━━ Data shown ━━

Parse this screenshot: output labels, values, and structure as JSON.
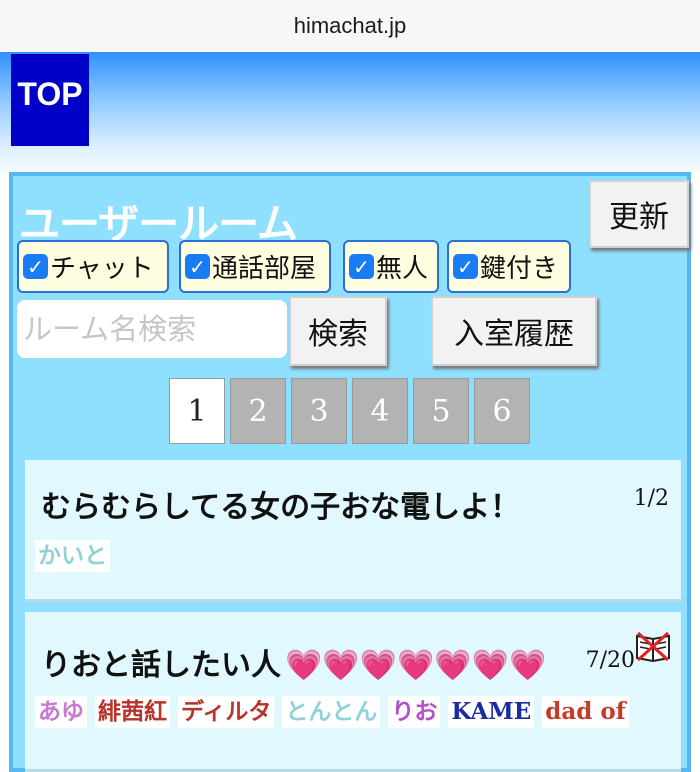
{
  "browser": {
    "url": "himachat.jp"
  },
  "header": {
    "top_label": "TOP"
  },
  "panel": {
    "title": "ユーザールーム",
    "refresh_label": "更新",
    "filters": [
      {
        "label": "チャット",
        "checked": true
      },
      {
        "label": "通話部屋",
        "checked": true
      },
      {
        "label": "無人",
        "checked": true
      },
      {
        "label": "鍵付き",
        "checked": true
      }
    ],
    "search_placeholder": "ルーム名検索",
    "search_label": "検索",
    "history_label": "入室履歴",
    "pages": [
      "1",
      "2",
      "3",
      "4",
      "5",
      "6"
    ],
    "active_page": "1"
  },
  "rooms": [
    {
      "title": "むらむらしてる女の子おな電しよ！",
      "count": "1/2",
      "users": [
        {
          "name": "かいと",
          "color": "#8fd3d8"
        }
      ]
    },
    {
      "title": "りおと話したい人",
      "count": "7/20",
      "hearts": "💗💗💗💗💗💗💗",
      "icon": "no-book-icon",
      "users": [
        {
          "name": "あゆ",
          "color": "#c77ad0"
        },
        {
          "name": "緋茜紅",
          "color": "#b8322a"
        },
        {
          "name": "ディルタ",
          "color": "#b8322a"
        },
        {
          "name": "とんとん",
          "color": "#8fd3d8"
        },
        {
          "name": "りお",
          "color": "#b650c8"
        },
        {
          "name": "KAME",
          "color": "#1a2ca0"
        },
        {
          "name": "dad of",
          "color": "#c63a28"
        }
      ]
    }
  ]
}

━━━
━━ Data shown ━━

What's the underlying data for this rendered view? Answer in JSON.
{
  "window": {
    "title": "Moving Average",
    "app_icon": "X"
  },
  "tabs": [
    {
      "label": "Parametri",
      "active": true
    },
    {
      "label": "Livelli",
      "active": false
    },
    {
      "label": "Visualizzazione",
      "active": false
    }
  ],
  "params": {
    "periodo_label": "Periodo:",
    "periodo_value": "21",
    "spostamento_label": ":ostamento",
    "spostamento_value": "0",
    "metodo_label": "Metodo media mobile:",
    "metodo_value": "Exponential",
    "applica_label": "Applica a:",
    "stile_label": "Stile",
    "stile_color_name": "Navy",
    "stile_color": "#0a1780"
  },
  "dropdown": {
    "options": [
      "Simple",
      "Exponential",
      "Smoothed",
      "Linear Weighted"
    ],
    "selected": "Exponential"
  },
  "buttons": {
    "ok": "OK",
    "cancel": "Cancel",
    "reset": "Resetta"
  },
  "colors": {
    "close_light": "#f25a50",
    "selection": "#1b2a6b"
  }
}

━━━

_To be done_
Find each line holding "Exponential". Copy it out.

_Solution for this problem_
    "metodo_value": "Exponential",
      "Exponential",
    "selected": "Exponential"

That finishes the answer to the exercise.